**DATA LINES:**
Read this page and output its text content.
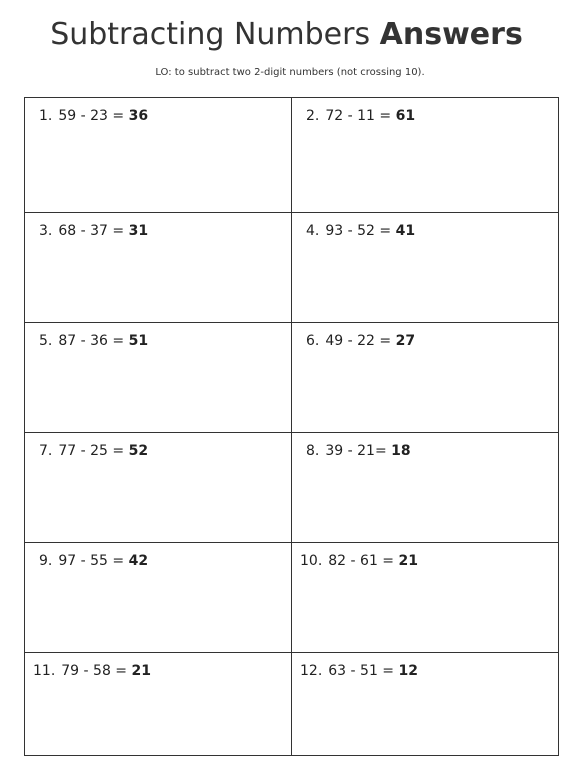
Subtracting Numbers Answers
LO: to subtract two 2-digit numbers (not crossing 10).
1. 59 - 23 = 36	2. 72 - 11 = 61
3. 68 - 37 = 31	4. 93 - 52 = 41
5. 87 - 36 = 51	6. 49 - 22 = 27
7. 77 - 25 = 52	8. 39 - 21= 18
9. 97 - 55 = 42	10. 82 - 61 = 21
11. 79 - 58 = 21	12. 63 - 51 = 12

**EXERCISE:**
Reproduce the whole listing above word for word, but not its pictures.

**RESULT:**
Read this page and output its text content.
Subtracting Numbers Answers
LO: to subtract two 2-digit numbers (not crossing 10).
1. 59 - 23 = 36	2. 72 - 11 = 61
3. 68 - 37 = 31	4. 93 - 52 = 41
5. 87 - 36 = 51	6. 49 - 22 = 27
7. 77 - 25 = 52	8. 39 - 21= 18
9. 97 - 55 = 42	10. 82 - 61 = 21
11. 79 - 58 = 21	12. 63 - 51 = 12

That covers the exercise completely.